# Problem to solve
Where the string "أخرجه" occurs in the material below, report the whole line.

Extracted records

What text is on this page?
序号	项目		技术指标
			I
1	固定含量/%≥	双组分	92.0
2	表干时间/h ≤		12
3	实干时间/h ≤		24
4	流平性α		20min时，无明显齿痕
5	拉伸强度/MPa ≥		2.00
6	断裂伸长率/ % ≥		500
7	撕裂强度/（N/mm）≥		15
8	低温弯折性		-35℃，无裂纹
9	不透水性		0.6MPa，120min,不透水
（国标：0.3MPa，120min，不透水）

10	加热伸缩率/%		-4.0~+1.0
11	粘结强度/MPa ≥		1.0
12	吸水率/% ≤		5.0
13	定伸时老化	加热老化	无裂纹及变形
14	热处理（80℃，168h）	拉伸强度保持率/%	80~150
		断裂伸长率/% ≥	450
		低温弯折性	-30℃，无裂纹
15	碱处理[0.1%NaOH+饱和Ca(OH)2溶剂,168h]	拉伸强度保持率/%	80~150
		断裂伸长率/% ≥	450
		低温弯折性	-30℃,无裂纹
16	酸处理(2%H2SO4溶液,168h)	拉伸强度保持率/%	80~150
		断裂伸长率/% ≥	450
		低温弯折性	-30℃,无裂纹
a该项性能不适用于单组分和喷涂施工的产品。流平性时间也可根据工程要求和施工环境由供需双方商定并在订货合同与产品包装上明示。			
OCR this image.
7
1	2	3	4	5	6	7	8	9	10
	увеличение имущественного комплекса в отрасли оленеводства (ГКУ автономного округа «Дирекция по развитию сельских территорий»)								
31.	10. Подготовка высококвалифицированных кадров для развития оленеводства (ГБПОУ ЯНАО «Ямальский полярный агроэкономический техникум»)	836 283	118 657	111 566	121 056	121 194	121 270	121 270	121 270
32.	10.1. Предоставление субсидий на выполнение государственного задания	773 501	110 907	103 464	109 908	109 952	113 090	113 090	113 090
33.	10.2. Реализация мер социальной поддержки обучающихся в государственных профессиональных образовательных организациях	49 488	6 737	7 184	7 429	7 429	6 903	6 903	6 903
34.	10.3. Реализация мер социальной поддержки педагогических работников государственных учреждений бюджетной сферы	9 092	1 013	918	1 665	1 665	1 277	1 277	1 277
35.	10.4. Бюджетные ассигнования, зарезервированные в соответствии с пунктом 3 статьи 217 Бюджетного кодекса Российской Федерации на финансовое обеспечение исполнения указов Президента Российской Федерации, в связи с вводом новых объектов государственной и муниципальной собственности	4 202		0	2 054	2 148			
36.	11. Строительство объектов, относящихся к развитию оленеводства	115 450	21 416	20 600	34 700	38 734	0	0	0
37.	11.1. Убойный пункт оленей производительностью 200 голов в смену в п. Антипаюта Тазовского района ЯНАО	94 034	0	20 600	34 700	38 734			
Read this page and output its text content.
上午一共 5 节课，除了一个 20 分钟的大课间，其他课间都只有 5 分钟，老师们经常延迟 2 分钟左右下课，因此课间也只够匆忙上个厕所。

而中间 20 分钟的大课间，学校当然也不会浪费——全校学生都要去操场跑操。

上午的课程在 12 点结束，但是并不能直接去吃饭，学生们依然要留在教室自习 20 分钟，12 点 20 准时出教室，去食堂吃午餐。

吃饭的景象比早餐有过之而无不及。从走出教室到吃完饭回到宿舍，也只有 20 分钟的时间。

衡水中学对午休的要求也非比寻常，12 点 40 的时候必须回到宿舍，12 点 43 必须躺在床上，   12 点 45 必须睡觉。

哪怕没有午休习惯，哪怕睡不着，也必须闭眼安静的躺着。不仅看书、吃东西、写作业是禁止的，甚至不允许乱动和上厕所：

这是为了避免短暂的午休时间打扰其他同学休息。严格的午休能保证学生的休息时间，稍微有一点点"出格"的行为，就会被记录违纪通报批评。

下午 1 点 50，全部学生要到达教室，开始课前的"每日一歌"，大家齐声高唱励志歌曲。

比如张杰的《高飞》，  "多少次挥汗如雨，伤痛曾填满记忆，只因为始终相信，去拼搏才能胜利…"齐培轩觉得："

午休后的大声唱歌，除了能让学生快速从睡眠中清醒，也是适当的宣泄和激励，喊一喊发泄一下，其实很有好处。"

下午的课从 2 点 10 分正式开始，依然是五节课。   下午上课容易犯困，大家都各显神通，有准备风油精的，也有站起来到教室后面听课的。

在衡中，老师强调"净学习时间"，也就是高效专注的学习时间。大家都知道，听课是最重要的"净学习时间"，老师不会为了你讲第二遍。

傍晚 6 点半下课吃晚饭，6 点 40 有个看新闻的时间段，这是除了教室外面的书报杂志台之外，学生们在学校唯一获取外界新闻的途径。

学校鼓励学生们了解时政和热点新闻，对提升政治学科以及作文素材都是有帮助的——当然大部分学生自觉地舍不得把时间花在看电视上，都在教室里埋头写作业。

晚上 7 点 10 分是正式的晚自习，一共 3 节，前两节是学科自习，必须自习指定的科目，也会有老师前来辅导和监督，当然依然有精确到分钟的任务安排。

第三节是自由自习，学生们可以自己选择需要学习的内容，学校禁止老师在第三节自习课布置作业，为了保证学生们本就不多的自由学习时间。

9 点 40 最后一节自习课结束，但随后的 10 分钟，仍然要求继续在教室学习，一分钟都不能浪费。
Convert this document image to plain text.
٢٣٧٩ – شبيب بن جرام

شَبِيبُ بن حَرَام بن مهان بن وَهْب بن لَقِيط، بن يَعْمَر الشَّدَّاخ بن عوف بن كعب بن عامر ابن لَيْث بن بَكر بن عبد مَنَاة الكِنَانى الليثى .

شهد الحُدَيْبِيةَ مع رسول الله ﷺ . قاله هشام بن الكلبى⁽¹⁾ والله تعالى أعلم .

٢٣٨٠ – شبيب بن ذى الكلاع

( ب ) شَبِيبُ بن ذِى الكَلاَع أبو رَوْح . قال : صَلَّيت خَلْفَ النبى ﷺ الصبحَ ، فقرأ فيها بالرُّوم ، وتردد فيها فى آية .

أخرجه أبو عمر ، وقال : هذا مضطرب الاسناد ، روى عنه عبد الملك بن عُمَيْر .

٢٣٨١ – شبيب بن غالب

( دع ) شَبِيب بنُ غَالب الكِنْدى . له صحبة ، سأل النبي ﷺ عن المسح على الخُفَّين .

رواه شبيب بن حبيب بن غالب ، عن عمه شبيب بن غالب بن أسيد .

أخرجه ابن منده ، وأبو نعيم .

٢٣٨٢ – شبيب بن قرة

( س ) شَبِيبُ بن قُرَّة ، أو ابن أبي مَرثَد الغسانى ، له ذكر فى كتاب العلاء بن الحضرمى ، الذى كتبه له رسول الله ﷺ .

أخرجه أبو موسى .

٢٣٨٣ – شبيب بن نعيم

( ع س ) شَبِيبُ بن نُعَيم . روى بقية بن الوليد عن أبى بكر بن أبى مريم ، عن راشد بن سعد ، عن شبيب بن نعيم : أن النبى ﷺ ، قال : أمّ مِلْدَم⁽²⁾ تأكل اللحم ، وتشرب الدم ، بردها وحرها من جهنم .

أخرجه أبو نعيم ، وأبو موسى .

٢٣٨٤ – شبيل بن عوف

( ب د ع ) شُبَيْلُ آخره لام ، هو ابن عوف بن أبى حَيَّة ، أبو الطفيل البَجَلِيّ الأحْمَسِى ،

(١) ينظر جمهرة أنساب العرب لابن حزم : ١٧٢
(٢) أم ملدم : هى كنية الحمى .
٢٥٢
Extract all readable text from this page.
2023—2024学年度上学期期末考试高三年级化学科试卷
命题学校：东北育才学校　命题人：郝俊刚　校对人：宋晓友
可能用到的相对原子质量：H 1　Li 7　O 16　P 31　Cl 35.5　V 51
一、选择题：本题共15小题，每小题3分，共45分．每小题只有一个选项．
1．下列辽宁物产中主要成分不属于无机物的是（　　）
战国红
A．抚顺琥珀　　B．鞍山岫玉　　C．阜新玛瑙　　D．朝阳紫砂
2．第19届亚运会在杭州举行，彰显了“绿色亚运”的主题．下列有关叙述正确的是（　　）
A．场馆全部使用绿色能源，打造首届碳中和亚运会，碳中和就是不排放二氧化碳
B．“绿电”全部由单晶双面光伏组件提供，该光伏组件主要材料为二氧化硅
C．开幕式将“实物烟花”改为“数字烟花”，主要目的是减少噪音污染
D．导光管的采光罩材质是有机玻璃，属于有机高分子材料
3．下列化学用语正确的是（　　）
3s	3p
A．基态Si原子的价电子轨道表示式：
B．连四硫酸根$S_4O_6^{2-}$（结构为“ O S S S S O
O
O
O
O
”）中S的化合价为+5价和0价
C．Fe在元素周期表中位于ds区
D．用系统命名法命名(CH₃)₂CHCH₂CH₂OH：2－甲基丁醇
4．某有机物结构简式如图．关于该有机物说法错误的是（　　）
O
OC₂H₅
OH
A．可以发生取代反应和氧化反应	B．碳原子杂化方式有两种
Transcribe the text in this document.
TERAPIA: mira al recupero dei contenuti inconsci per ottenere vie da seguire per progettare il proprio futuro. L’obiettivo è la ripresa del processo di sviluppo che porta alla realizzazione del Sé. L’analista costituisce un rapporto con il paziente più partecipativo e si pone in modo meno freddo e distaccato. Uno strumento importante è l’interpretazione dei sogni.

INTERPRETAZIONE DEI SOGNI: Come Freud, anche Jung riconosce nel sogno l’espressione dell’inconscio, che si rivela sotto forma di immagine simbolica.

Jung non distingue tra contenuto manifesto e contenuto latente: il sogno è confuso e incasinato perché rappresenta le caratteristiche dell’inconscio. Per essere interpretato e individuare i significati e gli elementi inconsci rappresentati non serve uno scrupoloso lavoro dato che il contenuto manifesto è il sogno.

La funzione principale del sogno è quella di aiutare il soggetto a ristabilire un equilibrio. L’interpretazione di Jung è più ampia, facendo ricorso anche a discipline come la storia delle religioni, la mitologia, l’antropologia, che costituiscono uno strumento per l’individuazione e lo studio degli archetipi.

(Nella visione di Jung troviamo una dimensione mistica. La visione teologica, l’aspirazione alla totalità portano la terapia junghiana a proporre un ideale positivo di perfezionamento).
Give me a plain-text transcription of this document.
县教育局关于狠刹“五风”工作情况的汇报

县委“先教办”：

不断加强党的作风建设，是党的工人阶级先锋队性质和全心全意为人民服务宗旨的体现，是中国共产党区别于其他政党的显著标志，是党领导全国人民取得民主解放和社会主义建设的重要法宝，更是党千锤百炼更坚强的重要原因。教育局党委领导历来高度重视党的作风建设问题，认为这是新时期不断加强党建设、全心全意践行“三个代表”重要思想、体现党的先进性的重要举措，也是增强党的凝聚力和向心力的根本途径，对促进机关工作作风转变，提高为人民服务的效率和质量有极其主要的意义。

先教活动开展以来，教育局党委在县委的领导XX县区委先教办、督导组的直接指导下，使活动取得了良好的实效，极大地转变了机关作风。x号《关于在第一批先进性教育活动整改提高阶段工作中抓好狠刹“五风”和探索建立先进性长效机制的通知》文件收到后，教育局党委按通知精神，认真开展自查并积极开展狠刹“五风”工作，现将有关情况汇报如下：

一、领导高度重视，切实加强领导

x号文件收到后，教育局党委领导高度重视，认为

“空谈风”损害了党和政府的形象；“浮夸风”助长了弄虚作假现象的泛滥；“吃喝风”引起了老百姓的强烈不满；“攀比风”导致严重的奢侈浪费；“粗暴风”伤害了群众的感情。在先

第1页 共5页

# Solution to the problem
أخرجه أبو عمر ، وقال : هذا مضطرب الاسناد ، روى عنه عبد الملك بن عُمَيْر .
أخرجه ابن منده ، وأبو نعيم .
أخرجه أبو موسى .
أخرجه أبو نعيم ، وأبو موسى .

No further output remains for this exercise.